YOUR INSTRUCTIONS -
Count the lines that include the string "CLOSE", and give only that number.

INPUT FOR THIS TASK -
◇ ◇ ◇ ◇ ◇

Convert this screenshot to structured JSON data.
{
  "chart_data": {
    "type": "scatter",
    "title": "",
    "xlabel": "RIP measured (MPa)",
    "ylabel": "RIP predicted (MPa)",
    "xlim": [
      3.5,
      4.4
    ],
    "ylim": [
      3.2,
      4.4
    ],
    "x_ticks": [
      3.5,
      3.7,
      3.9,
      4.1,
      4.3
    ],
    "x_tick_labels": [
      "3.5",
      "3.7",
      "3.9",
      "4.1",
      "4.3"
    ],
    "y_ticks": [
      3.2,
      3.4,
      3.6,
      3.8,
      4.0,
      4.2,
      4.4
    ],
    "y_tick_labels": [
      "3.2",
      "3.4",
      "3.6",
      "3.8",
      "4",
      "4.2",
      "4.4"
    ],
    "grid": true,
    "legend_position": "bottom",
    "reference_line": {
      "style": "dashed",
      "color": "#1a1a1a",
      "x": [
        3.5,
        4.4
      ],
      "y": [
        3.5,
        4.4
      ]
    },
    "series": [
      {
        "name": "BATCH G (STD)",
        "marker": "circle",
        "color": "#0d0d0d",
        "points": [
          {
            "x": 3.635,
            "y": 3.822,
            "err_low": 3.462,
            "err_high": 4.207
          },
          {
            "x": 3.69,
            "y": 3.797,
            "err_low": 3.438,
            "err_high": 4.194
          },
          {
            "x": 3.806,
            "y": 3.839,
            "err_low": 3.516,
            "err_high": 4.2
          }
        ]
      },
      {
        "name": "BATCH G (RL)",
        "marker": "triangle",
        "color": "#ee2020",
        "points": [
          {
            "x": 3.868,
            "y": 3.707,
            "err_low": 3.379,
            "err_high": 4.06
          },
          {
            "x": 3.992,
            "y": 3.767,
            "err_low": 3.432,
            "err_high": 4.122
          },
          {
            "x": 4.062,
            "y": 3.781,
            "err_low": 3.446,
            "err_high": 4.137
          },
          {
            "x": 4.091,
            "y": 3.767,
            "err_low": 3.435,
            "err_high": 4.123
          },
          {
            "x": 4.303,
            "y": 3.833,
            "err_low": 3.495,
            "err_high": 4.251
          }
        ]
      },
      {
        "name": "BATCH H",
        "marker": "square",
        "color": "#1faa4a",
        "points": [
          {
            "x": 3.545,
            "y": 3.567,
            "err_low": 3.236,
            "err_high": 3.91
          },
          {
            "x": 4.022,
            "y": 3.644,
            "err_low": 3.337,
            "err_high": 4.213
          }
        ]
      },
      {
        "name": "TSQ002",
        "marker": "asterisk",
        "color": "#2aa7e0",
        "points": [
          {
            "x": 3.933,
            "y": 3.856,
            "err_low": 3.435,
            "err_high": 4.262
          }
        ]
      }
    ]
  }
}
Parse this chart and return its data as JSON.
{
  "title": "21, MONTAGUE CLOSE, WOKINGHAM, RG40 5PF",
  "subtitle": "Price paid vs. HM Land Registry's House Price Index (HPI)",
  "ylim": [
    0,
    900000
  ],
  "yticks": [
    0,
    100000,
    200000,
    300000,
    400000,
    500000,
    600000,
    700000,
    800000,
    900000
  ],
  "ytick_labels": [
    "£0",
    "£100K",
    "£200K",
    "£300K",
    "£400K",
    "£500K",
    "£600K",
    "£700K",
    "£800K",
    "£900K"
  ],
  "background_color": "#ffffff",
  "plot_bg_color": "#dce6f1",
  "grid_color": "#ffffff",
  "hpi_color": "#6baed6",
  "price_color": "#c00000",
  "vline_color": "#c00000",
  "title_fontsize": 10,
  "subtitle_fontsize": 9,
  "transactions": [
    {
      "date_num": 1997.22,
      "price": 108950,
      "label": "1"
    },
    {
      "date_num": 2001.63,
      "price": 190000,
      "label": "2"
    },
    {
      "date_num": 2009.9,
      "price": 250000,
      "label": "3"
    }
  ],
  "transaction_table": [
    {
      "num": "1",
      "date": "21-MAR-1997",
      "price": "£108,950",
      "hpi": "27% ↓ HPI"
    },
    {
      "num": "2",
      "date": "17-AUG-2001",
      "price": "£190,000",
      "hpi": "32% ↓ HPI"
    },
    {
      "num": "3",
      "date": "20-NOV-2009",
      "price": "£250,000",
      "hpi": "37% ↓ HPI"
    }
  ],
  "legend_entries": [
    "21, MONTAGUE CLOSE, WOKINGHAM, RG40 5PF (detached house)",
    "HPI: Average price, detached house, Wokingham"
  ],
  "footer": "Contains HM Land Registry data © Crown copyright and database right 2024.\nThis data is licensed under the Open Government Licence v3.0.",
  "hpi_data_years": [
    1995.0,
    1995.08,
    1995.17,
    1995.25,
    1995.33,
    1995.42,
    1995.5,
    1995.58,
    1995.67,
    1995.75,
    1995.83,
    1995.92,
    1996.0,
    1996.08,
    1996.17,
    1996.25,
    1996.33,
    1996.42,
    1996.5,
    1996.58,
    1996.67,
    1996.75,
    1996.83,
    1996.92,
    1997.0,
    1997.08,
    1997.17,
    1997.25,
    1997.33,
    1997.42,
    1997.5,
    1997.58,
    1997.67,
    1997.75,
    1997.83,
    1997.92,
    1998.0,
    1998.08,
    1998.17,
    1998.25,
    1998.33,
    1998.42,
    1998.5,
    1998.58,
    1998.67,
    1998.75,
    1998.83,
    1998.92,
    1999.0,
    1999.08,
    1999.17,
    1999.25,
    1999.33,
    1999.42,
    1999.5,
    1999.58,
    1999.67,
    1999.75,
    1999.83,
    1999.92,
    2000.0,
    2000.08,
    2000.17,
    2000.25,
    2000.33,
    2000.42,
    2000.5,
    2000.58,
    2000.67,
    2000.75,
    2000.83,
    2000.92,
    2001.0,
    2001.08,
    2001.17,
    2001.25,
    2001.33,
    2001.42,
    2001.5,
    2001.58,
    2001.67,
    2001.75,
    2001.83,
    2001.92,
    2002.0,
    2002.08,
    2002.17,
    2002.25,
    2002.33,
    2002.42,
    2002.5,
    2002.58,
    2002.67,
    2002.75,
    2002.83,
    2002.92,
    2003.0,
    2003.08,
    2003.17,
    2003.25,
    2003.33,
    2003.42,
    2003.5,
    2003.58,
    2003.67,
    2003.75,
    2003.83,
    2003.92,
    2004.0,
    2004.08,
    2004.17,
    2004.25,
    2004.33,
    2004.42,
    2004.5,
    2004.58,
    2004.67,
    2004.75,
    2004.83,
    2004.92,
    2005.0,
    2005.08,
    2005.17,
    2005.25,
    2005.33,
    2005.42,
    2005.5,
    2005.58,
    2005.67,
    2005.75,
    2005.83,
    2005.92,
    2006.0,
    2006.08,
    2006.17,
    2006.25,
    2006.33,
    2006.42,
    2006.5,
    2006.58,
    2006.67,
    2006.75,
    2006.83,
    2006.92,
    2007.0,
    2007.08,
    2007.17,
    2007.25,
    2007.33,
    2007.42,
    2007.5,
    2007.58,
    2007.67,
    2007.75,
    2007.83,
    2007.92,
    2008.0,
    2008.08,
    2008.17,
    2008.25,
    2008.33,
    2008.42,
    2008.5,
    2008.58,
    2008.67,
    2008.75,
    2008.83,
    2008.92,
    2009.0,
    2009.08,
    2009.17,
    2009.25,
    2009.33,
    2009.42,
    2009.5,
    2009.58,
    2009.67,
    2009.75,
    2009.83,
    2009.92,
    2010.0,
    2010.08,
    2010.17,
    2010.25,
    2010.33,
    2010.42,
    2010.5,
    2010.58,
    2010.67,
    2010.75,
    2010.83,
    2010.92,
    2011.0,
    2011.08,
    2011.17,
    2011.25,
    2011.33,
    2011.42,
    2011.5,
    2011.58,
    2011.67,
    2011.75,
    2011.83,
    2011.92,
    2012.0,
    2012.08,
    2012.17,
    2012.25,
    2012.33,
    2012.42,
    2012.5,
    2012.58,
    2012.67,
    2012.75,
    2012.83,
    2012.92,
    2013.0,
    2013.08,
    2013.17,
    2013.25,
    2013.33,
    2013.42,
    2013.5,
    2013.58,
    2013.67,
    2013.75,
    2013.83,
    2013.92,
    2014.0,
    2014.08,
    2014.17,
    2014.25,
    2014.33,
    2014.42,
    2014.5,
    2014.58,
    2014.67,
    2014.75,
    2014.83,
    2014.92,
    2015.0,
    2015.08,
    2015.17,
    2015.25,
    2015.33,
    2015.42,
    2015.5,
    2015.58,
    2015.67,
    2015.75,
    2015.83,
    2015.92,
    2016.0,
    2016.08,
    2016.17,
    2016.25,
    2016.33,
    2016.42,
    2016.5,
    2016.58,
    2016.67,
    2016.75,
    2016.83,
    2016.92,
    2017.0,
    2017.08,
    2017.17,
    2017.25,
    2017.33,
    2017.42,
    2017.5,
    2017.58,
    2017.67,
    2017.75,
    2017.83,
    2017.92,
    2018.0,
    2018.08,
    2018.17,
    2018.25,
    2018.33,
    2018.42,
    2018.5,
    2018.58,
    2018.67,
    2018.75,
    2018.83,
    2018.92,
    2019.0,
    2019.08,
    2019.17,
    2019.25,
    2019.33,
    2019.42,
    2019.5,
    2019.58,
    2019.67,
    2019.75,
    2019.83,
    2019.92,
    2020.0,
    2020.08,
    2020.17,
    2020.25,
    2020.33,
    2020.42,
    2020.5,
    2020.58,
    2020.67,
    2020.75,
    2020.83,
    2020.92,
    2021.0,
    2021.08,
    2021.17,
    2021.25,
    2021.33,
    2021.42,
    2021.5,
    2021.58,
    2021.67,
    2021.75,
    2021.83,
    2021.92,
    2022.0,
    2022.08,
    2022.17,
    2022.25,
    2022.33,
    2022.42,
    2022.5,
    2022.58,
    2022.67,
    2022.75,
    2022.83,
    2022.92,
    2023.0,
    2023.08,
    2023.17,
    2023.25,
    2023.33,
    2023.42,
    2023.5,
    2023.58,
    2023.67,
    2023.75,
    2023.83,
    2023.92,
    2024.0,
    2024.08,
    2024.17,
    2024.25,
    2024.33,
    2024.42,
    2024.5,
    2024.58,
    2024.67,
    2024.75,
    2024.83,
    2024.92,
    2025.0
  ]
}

◇ ◇ ◇ ◇ ◇

COMPLETE RESPONSE -
2